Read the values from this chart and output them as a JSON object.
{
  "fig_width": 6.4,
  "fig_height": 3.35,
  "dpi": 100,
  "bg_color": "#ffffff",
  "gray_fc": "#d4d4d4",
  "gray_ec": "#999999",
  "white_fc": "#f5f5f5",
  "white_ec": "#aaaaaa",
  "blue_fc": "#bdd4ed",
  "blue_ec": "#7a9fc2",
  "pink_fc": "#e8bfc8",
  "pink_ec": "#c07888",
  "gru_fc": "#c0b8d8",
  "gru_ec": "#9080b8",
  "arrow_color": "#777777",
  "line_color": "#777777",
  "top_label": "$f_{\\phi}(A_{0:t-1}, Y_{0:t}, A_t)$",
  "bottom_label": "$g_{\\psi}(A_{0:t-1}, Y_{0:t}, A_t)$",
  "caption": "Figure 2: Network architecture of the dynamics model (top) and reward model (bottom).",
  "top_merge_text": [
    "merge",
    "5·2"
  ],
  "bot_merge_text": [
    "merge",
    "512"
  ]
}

Description of the task |
Repeat the data above exactly.

Reply to the task |
Read the values from this chart and output them as a JSON object.
{
  "fig_width": 6.4,
  "fig_height": 3.35,
  "dpi": 100,
  "bg_color": "#ffffff",
  "gray_fc": "#d4d4d4",
  "gray_ec": "#999999",
  "white_fc": "#f5f5f5",
  "white_ec": "#aaaaaa",
  "blue_fc": "#bdd4ed",
  "blue_ec": "#7a9fc2",
  "pink_fc": "#e8bfc8",
  "pink_ec": "#c07888",
  "gru_fc": "#c0b8d8",
  "gru_ec": "#9080b8",
  "arrow_color": "#777777",
  "line_color": "#777777",
  "top_label": "$f_{\\phi}(A_{0:t-1}, Y_{0:t}, A_t)$",
  "bottom_label": "$g_{\\psi}(A_{0:t-1}, Y_{0:t}, A_t)$",
  "caption": "Figure 2: Network architecture of the dynamics model (top) and reward model (bottom).",
  "top_merge_text": [
    "merge",
    "5·2"
  ],
  "bot_merge_text": [
    "merge",
    "512"
  ]
}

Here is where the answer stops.